(WORK TO BE COMPLETED): Go to the line that contains "Give me a plain-text" and extract it along with every line after it, exactly, through the end of the data below.

(AVAILABLE RECORDS):
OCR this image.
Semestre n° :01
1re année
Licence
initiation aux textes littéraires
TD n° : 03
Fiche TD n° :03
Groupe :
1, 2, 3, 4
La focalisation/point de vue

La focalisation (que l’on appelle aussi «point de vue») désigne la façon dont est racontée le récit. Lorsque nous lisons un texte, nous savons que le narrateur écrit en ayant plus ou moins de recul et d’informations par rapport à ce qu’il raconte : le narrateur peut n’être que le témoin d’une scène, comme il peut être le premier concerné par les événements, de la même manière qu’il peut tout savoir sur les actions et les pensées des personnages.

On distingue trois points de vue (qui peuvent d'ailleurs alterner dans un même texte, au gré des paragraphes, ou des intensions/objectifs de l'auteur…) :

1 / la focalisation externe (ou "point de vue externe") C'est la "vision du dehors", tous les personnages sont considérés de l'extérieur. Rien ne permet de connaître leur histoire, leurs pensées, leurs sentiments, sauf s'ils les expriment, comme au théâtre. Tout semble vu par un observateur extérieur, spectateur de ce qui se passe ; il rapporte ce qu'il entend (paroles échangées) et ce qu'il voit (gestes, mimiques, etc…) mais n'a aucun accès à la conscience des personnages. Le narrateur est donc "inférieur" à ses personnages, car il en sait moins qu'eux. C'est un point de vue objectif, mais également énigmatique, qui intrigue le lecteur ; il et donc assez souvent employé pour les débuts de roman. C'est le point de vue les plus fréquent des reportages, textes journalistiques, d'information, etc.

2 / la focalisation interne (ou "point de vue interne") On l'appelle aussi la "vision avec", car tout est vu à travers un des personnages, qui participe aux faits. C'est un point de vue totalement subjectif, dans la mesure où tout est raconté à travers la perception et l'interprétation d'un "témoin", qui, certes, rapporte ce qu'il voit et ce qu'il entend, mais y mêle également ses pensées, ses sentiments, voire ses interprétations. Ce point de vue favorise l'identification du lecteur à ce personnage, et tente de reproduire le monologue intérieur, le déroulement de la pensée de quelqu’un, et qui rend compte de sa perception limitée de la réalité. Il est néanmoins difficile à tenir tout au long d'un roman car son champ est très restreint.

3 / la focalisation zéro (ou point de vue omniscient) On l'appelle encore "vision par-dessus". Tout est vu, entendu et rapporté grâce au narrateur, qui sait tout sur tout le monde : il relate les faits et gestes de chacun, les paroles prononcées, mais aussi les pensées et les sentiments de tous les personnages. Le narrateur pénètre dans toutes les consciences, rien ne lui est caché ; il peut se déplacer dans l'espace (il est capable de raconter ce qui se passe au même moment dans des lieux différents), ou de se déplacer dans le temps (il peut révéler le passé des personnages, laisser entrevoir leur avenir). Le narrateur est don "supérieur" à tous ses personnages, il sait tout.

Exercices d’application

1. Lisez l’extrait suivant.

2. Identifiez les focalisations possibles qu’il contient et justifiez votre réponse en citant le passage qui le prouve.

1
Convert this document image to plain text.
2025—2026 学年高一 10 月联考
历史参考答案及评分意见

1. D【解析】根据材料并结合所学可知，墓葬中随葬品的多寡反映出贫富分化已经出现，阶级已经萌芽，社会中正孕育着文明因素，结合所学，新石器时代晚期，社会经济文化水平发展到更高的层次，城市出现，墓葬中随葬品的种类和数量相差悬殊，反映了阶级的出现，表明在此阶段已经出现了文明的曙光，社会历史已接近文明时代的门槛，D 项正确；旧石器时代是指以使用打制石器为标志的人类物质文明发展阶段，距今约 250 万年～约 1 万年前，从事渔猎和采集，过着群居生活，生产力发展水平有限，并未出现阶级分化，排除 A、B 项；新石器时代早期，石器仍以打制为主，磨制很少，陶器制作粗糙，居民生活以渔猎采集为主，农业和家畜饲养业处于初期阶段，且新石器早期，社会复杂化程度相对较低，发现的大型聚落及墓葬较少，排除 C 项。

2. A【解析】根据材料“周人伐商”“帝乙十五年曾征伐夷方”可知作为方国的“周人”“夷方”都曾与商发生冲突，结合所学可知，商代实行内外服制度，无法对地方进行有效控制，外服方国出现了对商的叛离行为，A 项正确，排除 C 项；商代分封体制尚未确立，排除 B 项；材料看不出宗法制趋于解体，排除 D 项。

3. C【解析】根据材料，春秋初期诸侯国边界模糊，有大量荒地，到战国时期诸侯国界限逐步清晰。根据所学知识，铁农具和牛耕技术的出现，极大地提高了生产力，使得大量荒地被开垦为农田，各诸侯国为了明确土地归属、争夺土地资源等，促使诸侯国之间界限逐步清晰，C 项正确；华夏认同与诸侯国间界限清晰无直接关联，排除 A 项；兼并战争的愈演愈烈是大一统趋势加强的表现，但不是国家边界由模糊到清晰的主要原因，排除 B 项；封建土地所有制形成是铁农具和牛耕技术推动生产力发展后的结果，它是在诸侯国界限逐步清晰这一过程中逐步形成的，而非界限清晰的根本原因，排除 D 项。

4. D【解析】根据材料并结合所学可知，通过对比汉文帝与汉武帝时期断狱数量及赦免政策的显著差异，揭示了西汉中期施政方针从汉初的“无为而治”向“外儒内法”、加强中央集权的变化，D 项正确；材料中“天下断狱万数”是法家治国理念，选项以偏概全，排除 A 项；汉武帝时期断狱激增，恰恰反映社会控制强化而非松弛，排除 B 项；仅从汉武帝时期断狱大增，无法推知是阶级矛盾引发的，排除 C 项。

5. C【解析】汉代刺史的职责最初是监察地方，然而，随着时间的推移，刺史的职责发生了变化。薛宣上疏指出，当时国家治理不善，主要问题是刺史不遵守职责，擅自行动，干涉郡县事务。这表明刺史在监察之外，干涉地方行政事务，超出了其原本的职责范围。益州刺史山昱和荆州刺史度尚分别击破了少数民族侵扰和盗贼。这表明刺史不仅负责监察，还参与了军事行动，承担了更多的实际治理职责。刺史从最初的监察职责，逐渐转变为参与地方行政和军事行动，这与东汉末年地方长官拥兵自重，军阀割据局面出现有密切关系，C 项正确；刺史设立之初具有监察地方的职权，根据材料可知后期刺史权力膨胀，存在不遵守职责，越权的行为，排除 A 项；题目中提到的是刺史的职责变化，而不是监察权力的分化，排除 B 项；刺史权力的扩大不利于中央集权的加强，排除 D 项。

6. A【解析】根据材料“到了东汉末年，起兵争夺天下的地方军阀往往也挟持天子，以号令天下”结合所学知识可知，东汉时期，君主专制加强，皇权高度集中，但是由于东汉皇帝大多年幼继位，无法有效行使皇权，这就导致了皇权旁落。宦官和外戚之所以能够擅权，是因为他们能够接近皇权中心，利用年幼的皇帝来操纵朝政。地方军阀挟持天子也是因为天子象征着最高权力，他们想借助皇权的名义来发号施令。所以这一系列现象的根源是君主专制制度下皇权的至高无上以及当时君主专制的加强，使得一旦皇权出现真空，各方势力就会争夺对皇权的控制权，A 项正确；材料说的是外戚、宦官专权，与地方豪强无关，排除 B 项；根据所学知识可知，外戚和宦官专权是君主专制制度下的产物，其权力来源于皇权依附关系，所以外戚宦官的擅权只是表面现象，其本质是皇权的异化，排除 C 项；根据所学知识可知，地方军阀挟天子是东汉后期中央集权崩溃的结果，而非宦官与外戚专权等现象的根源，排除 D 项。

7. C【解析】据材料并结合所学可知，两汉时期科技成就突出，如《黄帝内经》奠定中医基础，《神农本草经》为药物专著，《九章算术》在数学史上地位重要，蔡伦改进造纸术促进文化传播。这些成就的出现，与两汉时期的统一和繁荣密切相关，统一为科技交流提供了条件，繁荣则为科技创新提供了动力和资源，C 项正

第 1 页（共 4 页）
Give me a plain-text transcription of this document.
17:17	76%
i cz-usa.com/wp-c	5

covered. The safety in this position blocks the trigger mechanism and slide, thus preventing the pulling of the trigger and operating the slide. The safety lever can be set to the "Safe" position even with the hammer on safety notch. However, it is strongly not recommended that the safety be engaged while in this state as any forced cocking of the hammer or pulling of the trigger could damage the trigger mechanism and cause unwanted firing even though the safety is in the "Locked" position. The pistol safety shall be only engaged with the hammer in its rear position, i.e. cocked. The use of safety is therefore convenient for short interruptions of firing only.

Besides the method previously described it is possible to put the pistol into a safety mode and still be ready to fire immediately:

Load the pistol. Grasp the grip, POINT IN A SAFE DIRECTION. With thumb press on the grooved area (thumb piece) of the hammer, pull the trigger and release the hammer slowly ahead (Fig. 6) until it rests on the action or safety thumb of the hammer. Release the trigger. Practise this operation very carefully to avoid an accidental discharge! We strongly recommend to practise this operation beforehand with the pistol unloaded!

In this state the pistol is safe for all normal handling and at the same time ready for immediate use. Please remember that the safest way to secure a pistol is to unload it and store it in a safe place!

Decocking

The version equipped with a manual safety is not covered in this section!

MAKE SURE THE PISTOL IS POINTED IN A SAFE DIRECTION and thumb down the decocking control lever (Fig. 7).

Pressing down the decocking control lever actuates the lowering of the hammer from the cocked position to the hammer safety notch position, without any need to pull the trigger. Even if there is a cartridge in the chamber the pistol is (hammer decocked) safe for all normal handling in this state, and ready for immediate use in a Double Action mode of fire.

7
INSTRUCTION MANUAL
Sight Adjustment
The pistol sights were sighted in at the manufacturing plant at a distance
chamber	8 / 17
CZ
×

(RESPONSE TO THIS TASK):
Give me a plain-text transcription of this document.
17:17	76%
i cz-usa.com/wp-c	5

covered. The safety in this position blocks the trigger mechanism and slide, thus preventing the pulling of the trigger and operating the slide. The safety lever can be set to the "Safe" position even with the hammer on safety notch. However, it is strongly not recommended that the safety be engaged while in this state as any forced cocking of the hammer or pulling of the trigger could damage the trigger mechanism and cause unwanted firing even though the safety is in the "Locked" position. The pistol safety shall be only engaged with the hammer in its rear position, i.e. cocked. The use of safety is therefore convenient for short interruptions of firing only.

Besides the method previously described it is possible to put the pistol into a safety mode and still be ready to fire immediately:

Load the pistol. Grasp the grip, POINT IN A SAFE DIRECTION. With thumb press on the grooved area (thumb piece) of the hammer, pull the trigger and release the hammer slowly ahead (Fig. 6) until it rests on the action or safety thumb of the hammer. Release the trigger. Practise this operation very carefully to avoid an accidental discharge! We strongly recommend to practise this operation beforehand with the pistol unloaded!

In this state the pistol is safe for all normal handling and at the same time ready for immediate use. Please remember that the safest way to secure a pistol is to unload it and store it in a safe place!

Decocking

The version equipped with a manual safety is not covered in this section!

MAKE SURE THE PISTOL IS POINTED IN A SAFE DIRECTION and thumb down the decocking control lever (Fig. 7).

Pressing down the decocking control lever actuates the lowering of the hammer from the cocked position to the hammer safety notch position, without any need to pull the trigger. Even if there is a cartridge in the chamber the pistol is (hammer decocked) safe for all normal handling in this state, and ready for immediate use in a Double Action mode of fire.

7
INSTRUCTION MANUAL
Sight Adjustment
The pistol sights were sighted in at the manufacturing plant at a distance
chamber	8 / 17
CZ
×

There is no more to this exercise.